Reproduce the material below word for word, line by line.

================================

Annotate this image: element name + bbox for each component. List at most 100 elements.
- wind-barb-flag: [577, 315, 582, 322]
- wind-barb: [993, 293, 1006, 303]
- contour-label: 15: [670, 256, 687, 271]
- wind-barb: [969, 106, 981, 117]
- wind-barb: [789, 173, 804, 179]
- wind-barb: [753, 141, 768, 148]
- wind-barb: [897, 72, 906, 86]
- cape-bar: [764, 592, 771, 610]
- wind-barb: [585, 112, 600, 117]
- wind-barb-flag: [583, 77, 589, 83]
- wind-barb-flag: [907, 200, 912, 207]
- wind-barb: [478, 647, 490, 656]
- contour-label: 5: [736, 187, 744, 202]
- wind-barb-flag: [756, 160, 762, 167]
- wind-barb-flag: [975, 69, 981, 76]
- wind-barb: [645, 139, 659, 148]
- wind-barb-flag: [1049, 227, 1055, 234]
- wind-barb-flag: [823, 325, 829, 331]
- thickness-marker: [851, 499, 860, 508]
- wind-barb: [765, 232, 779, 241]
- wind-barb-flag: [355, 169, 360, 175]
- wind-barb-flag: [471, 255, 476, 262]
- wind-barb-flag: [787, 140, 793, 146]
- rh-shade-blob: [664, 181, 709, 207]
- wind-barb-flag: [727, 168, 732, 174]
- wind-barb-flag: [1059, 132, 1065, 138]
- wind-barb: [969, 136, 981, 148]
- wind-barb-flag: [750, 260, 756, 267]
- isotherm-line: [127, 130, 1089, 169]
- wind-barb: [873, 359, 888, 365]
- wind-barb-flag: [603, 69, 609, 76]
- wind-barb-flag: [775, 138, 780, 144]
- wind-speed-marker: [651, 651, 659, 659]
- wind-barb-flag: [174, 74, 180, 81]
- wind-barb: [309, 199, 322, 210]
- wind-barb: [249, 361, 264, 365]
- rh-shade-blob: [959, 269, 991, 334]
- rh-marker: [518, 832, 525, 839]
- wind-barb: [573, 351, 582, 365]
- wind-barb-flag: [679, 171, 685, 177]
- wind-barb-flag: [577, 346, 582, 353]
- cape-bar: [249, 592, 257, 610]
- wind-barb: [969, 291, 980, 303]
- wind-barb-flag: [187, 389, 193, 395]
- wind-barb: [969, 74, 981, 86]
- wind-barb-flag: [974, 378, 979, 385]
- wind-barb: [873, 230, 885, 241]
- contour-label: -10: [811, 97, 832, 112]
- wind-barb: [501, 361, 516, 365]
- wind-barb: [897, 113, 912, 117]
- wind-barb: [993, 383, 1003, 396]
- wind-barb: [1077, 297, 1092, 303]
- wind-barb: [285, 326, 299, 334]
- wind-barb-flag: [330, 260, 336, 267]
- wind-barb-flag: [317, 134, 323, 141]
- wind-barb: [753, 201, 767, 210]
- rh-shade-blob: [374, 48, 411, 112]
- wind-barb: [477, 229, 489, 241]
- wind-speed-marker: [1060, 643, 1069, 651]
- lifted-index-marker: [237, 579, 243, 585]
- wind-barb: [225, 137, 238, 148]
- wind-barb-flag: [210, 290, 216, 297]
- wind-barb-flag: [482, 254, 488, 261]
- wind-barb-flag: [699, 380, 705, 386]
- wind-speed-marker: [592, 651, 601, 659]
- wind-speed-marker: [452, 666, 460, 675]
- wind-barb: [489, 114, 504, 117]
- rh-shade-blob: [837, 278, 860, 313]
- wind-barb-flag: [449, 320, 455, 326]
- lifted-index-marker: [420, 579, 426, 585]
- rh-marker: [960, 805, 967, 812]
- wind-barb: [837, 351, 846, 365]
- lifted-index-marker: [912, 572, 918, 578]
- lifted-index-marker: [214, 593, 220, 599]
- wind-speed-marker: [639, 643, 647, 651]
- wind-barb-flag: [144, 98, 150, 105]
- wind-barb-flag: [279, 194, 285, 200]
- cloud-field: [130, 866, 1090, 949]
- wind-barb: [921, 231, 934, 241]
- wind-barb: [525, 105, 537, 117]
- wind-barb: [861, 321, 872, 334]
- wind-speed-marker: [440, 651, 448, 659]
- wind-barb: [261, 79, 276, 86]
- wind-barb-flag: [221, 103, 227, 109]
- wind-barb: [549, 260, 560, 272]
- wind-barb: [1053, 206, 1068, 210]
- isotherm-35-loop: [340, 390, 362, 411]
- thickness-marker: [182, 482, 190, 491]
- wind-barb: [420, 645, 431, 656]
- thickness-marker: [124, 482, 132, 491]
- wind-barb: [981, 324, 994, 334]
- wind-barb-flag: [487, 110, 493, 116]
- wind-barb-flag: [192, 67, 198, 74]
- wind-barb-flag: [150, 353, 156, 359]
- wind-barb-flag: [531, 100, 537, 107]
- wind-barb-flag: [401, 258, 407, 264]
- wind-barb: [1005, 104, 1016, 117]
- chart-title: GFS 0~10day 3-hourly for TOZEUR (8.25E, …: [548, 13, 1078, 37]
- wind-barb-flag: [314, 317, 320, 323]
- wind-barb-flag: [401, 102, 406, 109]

================================

[SOLUTION]:
Annotate this image: element name + bbox for each component. List at most 100 elements.
- wind-barb-flag: [577, 315, 582, 322]
- wind-barb: [993, 293, 1006, 303]
- contour-label: 15: [670, 256, 687, 271]
- wind-barb: [969, 106, 981, 117]
- wind-barb: [789, 173, 804, 179]
- wind-barb: [753, 141, 768, 148]
- wind-barb: [897, 72, 906, 86]
- cape-bar: [764, 592, 771, 610]
- wind-barb: [585, 112, 600, 117]
- wind-barb-flag: [583, 77, 589, 83]
- wind-barb-flag: [907, 200, 912, 207]
- wind-barb: [478, 647, 490, 656]
- contour-label: 5: [736, 187, 744, 202]
- wind-barb-flag: [756, 160, 762, 167]
- wind-barb-flag: [975, 69, 981, 76]
- wind-barb: [645, 139, 659, 148]
- wind-barb-flag: [1049, 227, 1055, 234]
- wind-barb-flag: [823, 325, 829, 331]
- thickness-marker: [851, 499, 860, 508]
- wind-barb: [765, 232, 779, 241]
- wind-barb-flag: [355, 169, 360, 175]
- wind-barb-flag: [471, 255, 476, 262]
- wind-barb-flag: [787, 140, 793, 146]
- rh-shade-blob: [664, 181, 709, 207]
- wind-barb-flag: [727, 168, 732, 174]
- wind-barb-flag: [1059, 132, 1065, 138]
- wind-barb: [969, 136, 981, 148]
- wind-barb-flag: [750, 260, 756, 267]
- isotherm-line: [127, 130, 1089, 169]
- wind-barb: [873, 359, 888, 365]
- wind-barb-flag: [603, 69, 609, 76]
- wind-barb-flag: [775, 138, 780, 144]
- wind-speed-marker: [651, 651, 659, 659]
- wind-barb-flag: [174, 74, 180, 81]
- wind-barb: [309, 199, 322, 210]
- wind-barb: [249, 361, 264, 365]
- rh-shade-blob: [959, 269, 991, 334]
- rh-marker: [518, 832, 525, 839]
- wind-barb: [573, 351, 582, 365]
- wind-barb-flag: [679, 171, 685, 177]
- wind-barb-flag: [577, 346, 582, 353]
- cape-bar: [249, 592, 257, 610]
- wind-barb: [969, 291, 980, 303]
- wind-barb-flag: [187, 389, 193, 395]
- wind-barb: [969, 74, 981, 86]
- wind-barb-flag: [974, 378, 979, 385]
- wind-barb: [873, 230, 885, 241]
- contour-label: -10: [811, 97, 832, 112]
- wind-barb: [501, 361, 516, 365]
- wind-barb: [897, 113, 912, 117]
- wind-barb: [993, 383, 1003, 396]
- wind-barb: [1077, 297, 1092, 303]
- wind-barb: [285, 326, 299, 334]
- wind-barb-flag: [330, 260, 336, 267]
- wind-barb-flag: [317, 134, 323, 141]
- wind-barb: [753, 201, 767, 210]
- rh-shade-blob: [374, 48, 411, 112]
- wind-barb: [477, 229, 489, 241]
- wind-speed-marker: [1060, 643, 1069, 651]
- lifted-index-marker: [237, 579, 243, 585]
- wind-barb: [225, 137, 238, 148]
- wind-barb-flag: [210, 290, 216, 297]
- wind-barb-flag: [482, 254, 488, 261]
- wind-barb-flag: [699, 380, 705, 386]
- wind-speed-marker: [592, 651, 601, 659]
- wind-speed-marker: [452, 666, 460, 675]
- wind-barb: [489, 114, 504, 117]
- rh-shade-blob: [837, 278, 860, 313]
- wind-barb-flag: [449, 320, 455, 326]
- lifted-index-marker: [420, 579, 426, 585]
- rh-marker: [960, 805, 967, 812]
- wind-barb: [837, 351, 846, 365]
- lifted-index-marker: [912, 572, 918, 578]
- lifted-index-marker: [214, 593, 220, 599]
- wind-speed-marker: [639, 643, 647, 651]
- wind-barb-flag: [144, 98, 150, 105]
- wind-barb-flag: [279, 194, 285, 200]
- cloud-field: [130, 866, 1090, 949]
- wind-barb: [921, 231, 934, 241]
- wind-barb: [525, 105, 537, 117]
- wind-barb: [861, 321, 872, 334]
- wind-speed-marker: [440, 651, 448, 659]
- wind-barb: [261, 79, 276, 86]
- wind-barb-flag: [221, 103, 227, 109]
- wind-barb: [549, 260, 560, 272]
- wind-barb: [1053, 206, 1068, 210]
- isotherm-35-loop: [340, 390, 362, 411]
- thickness-marker: [182, 482, 190, 491]
- wind-barb: [420, 645, 431, 656]
- thickness-marker: [124, 482, 132, 491]
- wind-barb: [981, 324, 994, 334]
- wind-barb-flag: [487, 110, 493, 116]
- wind-barb-flag: [192, 67, 198, 74]
- wind-barb-flag: [150, 353, 156, 359]
- wind-barb-flag: [531, 100, 537, 107]
- wind-barb-flag: [401, 258, 407, 264]
- wind-barb: [1005, 104, 1016, 117]
- chart-title: GFS 0~10day 3-hourly for TOZEUR (8.25E, …: [548, 13, 1078, 37]
- wind-barb-flag: [314, 317, 320, 323]
- wind-barb-flag: [401, 102, 406, 109]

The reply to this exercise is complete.